> [Given entries]
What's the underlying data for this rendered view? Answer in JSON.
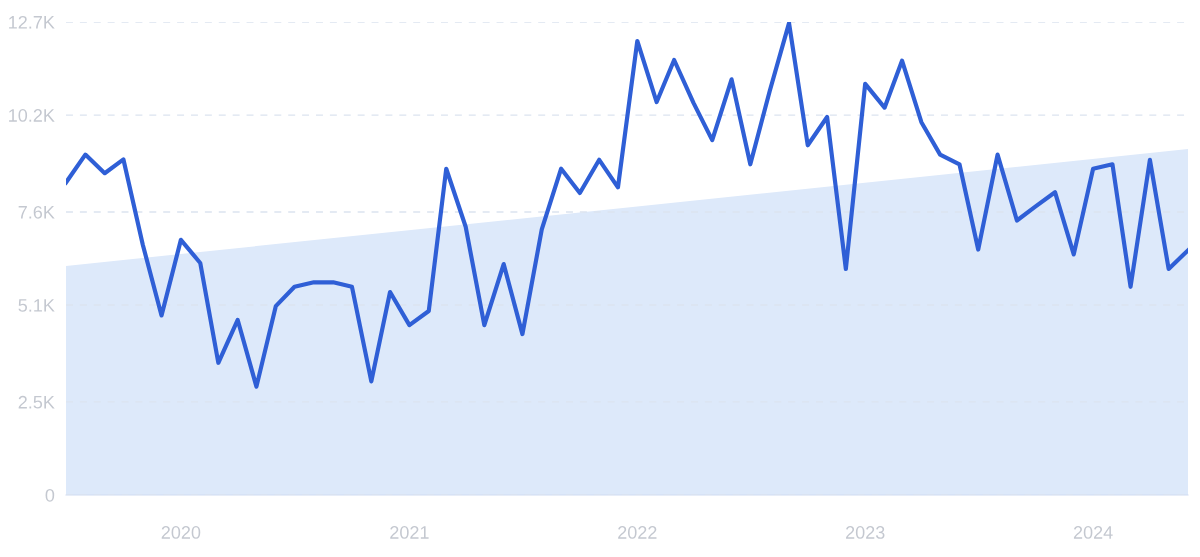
{
  "chart_data": {
    "type": "line",
    "x": [
      "2019-07",
      "2019-08",
      "2019-09",
      "2019-10",
      "2019-11",
      "2019-12",
      "2020-01",
      "2020-02",
      "2020-03",
      "2020-04",
      "2020-05",
      "2020-06",
      "2020-07",
      "2020-08",
      "2020-09",
      "2020-10",
      "2020-11",
      "2020-12",
      "2021-01",
      "2021-02",
      "2021-03",
      "2021-04",
      "2021-05",
      "2021-06",
      "2021-07",
      "2021-08",
      "2021-09",
      "2021-10",
      "2021-11",
      "2021-12",
      "2022-01",
      "2022-02",
      "2022-03",
      "2022-04",
      "2022-05",
      "2022-06",
      "2022-07",
      "2022-08",
      "2022-09",
      "2022-10",
      "2022-11",
      "2022-12",
      "2023-01",
      "2023-02",
      "2023-03",
      "2023-04",
      "2023-05",
      "2023-06",
      "2023-07",
      "2023-08",
      "2023-09",
      "2023-10",
      "2023-11",
      "2023-12",
      "2024-01",
      "2024-02",
      "2024-03",
      "2024-04",
      "2024-05",
      "2024-06"
    ],
    "series": [
      {
        "type": "area",
        "x": [
          "2019-07",
          "2024-06"
        ],
        "color": "#dde9fa",
        "values": [
          6150,
          9290
        ]
      },
      {
        "color": "#2f5fd6",
        "values": [
          8390,
          9140,
          8640,
          9010,
          6720,
          4820,
          6850,
          6230,
          3550,
          4700,
          2910,
          5070,
          5590,
          5710,
          5710,
          5590,
          3050,
          5450,
          4560,
          4940,
          8760,
          7210,
          4560,
          6200,
          4320,
          7130,
          8760,
          8110,
          9000,
          8260,
          12190,
          10550,
          11680,
          10530,
          9530,
          11160,
          8880,
          10840,
          12670,
          9390,
          10150,
          6070,
          11040,
          10400,
          11660,
          10010,
          9140,
          8880,
          6590,
          9140,
          7370,
          7750,
          8130,
          6460,
          8760,
          8880,
          5590,
          9000,
          6070,
          6570
        ]
      }
    ],
    "xlim": [
      "2019-07",
      "2024-06"
    ],
    "xticks": [
      {
        "value": "2020-01",
        "label": "2020"
      },
      {
        "value": "2021-01",
        "label": "2021"
      },
      {
        "value": "2022-01",
        "label": "2022"
      },
      {
        "value": "2023-01",
        "label": "2023"
      },
      {
        "value": "2024-01",
        "label": "2024"
      }
    ],
    "ylim": [
      0,
      12700
    ],
    "yticks": [
      0,
      {
        "value": 2500,
        "label": "2.5K"
      },
      {
        "value": 5100,
        "label": "5.1K"
      },
      {
        "value": 7600,
        "label": "7.6K"
      },
      {
        "value": 10200,
        "label": "10.2K"
      },
      {
        "value": 12700,
        "label": "12.7K"
      }
    ],
    "grid": "y"
  }
}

> [What you should do]
Repeat each record exactly, with the pictures left out.

> [The completed task]
What's the underlying data for this rendered view? Answer in JSON.
{
  "chart_data": {
    "type": "line",
    "x": [
      "2019-07",
      "2019-08",
      "2019-09",
      "2019-10",
      "2019-11",
      "2019-12",
      "2020-01",
      "2020-02",
      "2020-03",
      "2020-04",
      "2020-05",
      "2020-06",
      "2020-07",
      "2020-08",
      "2020-09",
      "2020-10",
      "2020-11",
      "2020-12",
      "2021-01",
      "2021-02",
      "2021-03",
      "2021-04",
      "2021-05",
      "2021-06",
      "2021-07",
      "2021-08",
      "2021-09",
      "2021-10",
      "2021-11",
      "2021-12",
      "2022-01",
      "2022-02",
      "2022-03",
      "2022-04",
      "2022-05",
      "2022-06",
      "2022-07",
      "2022-08",
      "2022-09",
      "2022-10",
      "2022-11",
      "2022-12",
      "2023-01",
      "2023-02",
      "2023-03",
      "2023-04",
      "2023-05",
      "2023-06",
      "2023-07",
      "2023-08",
      "2023-09",
      "2023-10",
      "2023-11",
      "2023-12",
      "2024-01",
      "2024-02",
      "2024-03",
      "2024-04",
      "2024-05",
      "2024-06"
    ],
    "series": [
      {
        "type": "area",
        "x": [
          "2019-07",
          "2024-06"
        ],
        "color": "#dde9fa",
        "values": [
          6150,
          9290
        ]
      },
      {
        "color": "#2f5fd6",
        "values": [
          8390,
          9140,
          8640,
          9010,
          6720,
          4820,
          6850,
          6230,
          3550,
          4700,
          2910,
          5070,
          5590,
          5710,
          5710,
          5590,
          3050,
          5450,
          4560,
          4940,
          8760,
          7210,
          4560,
          6200,
          4320,
          7130,
          8760,
          8110,
          9000,
          8260,
          12190,
          10550,
          11680,
          10530,
          9530,
          11160,
          8880,
          10840,
          12670,
          9390,
          10150,
          6070,
          11040,
          10400,
          11660,
          10010,
          9140,
          8880,
          6590,
          9140,
          7370,
          7750,
          8130,
          6460,
          8760,
          8880,
          5590,
          9000,
          6070,
          6570
        ]
      }
    ],
    "xlim": [
      "2019-07",
      "2024-06"
    ],
    "xticks": [
      {
        "value": "2020-01",
        "label": "2020"
      },
      {
        "value": "2021-01",
        "label": "2021"
      },
      {
        "value": "2022-01",
        "label": "2022"
      },
      {
        "value": "2023-01",
        "label": "2023"
      },
      {
        "value": "2024-01",
        "label": "2024"
      }
    ],
    "ylim": [
      0,
      12700
    ],
    "yticks": [
      0,
      {
        "value": 2500,
        "label": "2.5K"
      },
      {
        "value": 5100,
        "label": "5.1K"
      },
      {
        "value": 7600,
        "label": "7.6K"
      },
      {
        "value": 10200,
        "label": "10.2K"
      },
      {
        "value": 12700,
        "label": "12.7K"
      }
    ],
    "grid": "y"
  }
}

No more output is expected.